Data extract ▸

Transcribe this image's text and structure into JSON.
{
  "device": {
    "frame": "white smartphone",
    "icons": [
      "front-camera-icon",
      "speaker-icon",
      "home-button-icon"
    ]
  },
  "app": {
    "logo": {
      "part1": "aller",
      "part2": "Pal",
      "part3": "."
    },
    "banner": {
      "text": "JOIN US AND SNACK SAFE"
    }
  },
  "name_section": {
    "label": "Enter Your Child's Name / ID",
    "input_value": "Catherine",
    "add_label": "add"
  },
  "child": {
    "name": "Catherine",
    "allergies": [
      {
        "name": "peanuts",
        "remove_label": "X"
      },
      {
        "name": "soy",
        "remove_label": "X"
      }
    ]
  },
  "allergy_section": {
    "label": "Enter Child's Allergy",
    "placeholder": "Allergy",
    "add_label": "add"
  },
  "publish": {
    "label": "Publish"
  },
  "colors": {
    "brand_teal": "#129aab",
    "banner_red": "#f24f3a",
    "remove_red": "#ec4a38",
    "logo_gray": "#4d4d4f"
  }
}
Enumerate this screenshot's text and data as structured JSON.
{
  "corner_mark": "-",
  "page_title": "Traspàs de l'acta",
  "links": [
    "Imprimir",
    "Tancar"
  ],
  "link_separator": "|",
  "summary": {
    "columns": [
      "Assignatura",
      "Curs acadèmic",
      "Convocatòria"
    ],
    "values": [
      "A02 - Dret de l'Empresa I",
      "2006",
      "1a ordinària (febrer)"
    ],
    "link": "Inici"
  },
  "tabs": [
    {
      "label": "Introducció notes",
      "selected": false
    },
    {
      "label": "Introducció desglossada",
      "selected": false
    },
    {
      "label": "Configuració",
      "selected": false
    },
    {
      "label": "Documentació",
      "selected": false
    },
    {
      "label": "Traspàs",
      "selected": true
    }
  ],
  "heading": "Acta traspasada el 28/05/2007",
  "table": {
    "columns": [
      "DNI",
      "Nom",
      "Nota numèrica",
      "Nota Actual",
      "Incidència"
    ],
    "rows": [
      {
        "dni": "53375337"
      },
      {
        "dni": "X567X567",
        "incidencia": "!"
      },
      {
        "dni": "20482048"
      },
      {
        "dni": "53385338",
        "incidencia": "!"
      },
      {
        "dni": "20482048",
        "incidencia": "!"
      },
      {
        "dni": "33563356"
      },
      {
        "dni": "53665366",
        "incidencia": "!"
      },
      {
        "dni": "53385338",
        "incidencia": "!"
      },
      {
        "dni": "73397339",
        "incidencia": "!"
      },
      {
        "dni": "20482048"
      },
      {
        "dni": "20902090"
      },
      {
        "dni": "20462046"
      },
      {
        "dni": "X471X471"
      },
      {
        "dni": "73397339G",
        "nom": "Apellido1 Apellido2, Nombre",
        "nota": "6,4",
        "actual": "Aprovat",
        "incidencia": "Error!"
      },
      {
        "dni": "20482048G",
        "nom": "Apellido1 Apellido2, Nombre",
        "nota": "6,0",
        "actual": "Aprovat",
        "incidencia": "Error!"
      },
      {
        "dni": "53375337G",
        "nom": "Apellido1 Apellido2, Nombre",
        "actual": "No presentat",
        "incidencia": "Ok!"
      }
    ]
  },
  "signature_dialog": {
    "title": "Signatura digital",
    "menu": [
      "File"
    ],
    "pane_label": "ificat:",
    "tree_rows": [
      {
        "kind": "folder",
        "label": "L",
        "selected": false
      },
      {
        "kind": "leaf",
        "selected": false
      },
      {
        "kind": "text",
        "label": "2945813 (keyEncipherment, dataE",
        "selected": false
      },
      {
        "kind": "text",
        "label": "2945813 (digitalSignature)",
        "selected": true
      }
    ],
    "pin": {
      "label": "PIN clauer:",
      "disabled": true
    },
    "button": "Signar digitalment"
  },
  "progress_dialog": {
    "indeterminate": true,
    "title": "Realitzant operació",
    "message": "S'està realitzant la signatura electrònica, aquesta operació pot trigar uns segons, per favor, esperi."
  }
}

Direction ▸
Repeat all the entries word for word.

Solution for this task ▸
Transcribe this image's text and structure into JSON.
{
  "device": {
    "frame": "white smartphone",
    "icons": [
      "front-camera-icon",
      "speaker-icon",
      "home-button-icon"
    ]
  },
  "app": {
    "logo": {
      "part1": "aller",
      "part2": "Pal",
      "part3": "."
    },
    "banner": {
      "text": "JOIN US AND SNACK SAFE"
    }
  },
  "name_section": {
    "label": "Enter Your Child's Name / ID",
    "input_value": "Catherine",
    "add_label": "add"
  },
  "child": {
    "name": "Catherine",
    "allergies": [
      {
        "name": "peanuts",
        "remove_label": "X"
      },
      {
        "name": "soy",
        "remove_label": "X"
      }
    ]
  },
  "allergy_section": {
    "label": "Enter Child's Allergy",
    "placeholder": "Allergy",
    "add_label": "add"
  },
  "publish": {
    "label": "Publish"
  },
  "colors": {
    "brand_teal": "#129aab",
    "banner_red": "#f24f3a",
    "remove_red": "#ec4a38",
    "logo_gray": "#4d4d4f"
  }
}
Enumerate this screenshot's text and data as structured JSON.
{
  "corner_mark": "-",
  "page_title": "Traspàs de l'acta",
  "links": [
    "Imprimir",
    "Tancar"
  ],
  "link_separator": "|",
  "summary": {
    "columns": [
      "Assignatura",
      "Curs acadèmic",
      "Convocatòria"
    ],
    "values": [
      "A02 - Dret de l'Empresa I",
      "2006",
      "1a ordinària (febrer)"
    ],
    "link": "Inici"
  },
  "tabs": [
    {
      "label": "Introducció notes",
      "selected": false
    },
    {
      "label": "Introducció desglossada",
      "selected": false
    },
    {
      "label": "Configuració",
      "selected": false
    },
    {
      "label": "Documentació",
      "selected": false
    },
    {
      "label": "Traspàs",
      "selected": true
    }
  ],
  "heading": "Acta traspasada el 28/05/2007",
  "table": {
    "columns": [
      "DNI",
      "Nom",
      "Nota numèrica",
      "Nota Actual",
      "Incidència"
    ],
    "rows": [
      {
        "dni": "53375337"
      },
      {
        "dni": "X567X567",
        "incidencia": "!"
      },
      {
        "dni": "20482048"
      },
      {
        "dni": "53385338",
        "incidencia": "!"
      },
      {
        "dni": "20482048",
        "incidencia": "!"
      },
      {
        "dni": "33563356"
      },
      {
        "dni": "53665366",
        "incidencia": "!"
      },
      {
        "dni": "53385338",
        "incidencia": "!"
      },
      {
        "dni": "73397339",
        "incidencia": "!"
      },
      {
        "dni": "20482048"
      },
      {
        "dni": "20902090"
      },
      {
        "dni": "20462046"
      },
      {
        "dni": "X471X471"
      },
      {
        "dni": "73397339G",
        "nom": "Apellido1 Apellido2, Nombre",
        "nota": "6,4",
        "actual": "Aprovat",
        "incidencia": "Error!"
      },
      {
        "dni": "20482048G",
        "nom": "Apellido1 Apellido2, Nombre",
        "nota": "6,0",
        "actual": "Aprovat",
        "incidencia": "Error!"
      },
      {
        "dni": "53375337G",
        "nom": "Apellido1 Apellido2, Nombre",
        "actual": "No presentat",
        "incidencia": "Ok!"
      }
    ]
  },
  "signature_dialog": {
    "title": "Signatura digital",
    "menu": [
      "File"
    ],
    "pane_label": "ificat:",
    "tree_rows": [
      {
        "kind": "folder",
        "label": "L",
        "selected": false
      },
      {
        "kind": "leaf",
        "selected": false
      },
      {
        "kind": "text",
        "label": "2945813 (keyEncipherment, dataE",
        "selected": false
      },
      {
        "kind": "text",
        "label": "2945813 (digitalSignature)",
        "selected": true
      }
    ],
    "pin": {
      "label": "PIN clauer:",
      "disabled": true
    },
    "button": "Signar digitalment"
  },
  "progress_dialog": {
    "indeterminate": true,
    "title": "Realitzant operació",
    "message": "S'està realitzant la signatura electrònica, aquesta operació pot trigar uns segons, per favor, esperi."
  }
}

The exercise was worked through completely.